» RECORDED DATA
----
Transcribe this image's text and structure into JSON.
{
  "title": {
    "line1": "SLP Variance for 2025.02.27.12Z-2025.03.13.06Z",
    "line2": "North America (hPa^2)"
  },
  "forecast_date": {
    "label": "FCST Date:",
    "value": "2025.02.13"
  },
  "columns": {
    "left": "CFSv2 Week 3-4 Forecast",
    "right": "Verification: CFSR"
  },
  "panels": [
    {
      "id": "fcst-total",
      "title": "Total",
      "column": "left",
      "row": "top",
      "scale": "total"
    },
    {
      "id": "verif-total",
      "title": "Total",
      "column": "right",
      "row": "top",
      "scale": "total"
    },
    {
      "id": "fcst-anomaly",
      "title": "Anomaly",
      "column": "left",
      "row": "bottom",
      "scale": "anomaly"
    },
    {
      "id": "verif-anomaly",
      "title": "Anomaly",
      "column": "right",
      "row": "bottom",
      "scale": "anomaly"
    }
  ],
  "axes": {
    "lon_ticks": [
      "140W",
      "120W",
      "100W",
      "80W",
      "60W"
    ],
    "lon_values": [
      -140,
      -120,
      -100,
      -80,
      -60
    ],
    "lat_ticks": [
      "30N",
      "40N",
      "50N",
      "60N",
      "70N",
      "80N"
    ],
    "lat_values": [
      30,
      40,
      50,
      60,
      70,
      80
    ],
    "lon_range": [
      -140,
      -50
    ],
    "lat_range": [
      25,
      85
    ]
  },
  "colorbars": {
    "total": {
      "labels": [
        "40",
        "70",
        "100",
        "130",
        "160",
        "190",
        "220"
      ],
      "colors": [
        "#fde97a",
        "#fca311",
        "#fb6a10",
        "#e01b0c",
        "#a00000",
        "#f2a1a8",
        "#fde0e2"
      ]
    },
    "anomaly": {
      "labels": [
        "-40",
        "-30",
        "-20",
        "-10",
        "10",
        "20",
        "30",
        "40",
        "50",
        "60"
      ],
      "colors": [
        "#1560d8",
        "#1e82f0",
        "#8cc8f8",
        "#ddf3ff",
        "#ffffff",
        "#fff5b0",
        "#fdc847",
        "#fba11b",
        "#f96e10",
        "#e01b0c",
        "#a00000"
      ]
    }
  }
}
----
Print all of the data exactly as it was given.

Transcribe this image's text and structure into JSON.
{
  "title": {
    "line1": "SLP Variance for 2025.02.27.12Z-2025.03.13.06Z",
    "line2": "North America (hPa^2)"
  },
  "forecast_date": {
    "label": "FCST Date:",
    "value": "2025.02.13"
  },
  "columns": {
    "left": "CFSv2 Week 3-4 Forecast",
    "right": "Verification: CFSR"
  },
  "panels": [
    {
      "id": "fcst-total",
      "title": "Total",
      "column": "left",
      "row": "top",
      "scale": "total"
    },
    {
      "id": "verif-total",
      "title": "Total",
      "column": "right",
      "row": "top",
      "scale": "total"
    },
    {
      "id": "fcst-anomaly",
      "title": "Anomaly",
      "column": "left",
      "row": "bottom",
      "scale": "anomaly"
    },
    {
      "id": "verif-anomaly",
      "title": "Anomaly",
      "column": "right",
      "row": "bottom",
      "scale": "anomaly"
    }
  ],
  "axes": {
    "lon_ticks": [
      "140W",
      "120W",
      "100W",
      "80W",
      "60W"
    ],
    "lon_values": [
      -140,
      -120,
      -100,
      -80,
      -60
    ],
    "lat_ticks": [
      "30N",
      "40N",
      "50N",
      "60N",
      "70N",
      "80N"
    ],
    "lat_values": [
      30,
      40,
      50,
      60,
      70,
      80
    ],
    "lon_range": [
      -140,
      -50
    ],
    "lat_range": [
      25,
      85
    ]
  },
  "colorbars": {
    "total": {
      "labels": [
        "40",
        "70",
        "100",
        "130",
        "160",
        "190",
        "220"
      ],
      "colors": [
        "#fde97a",
        "#fca311",
        "#fb6a10",
        "#e01b0c",
        "#a00000",
        "#f2a1a8",
        "#fde0e2"
      ]
    },
    "anomaly": {
      "labels": [
        "-40",
        "-30",
        "-20",
        "-10",
        "10",
        "20",
        "30",
        "40",
        "50",
        "60"
      ],
      "colors": [
        "#1560d8",
        "#1e82f0",
        "#8cc8f8",
        "#ddf3ff",
        "#ffffff",
        "#fff5b0",
        "#fdc847",
        "#fba11b",
        "#f96e10",
        "#e01b0c",
        "#a00000"
      ]
    }
  }
}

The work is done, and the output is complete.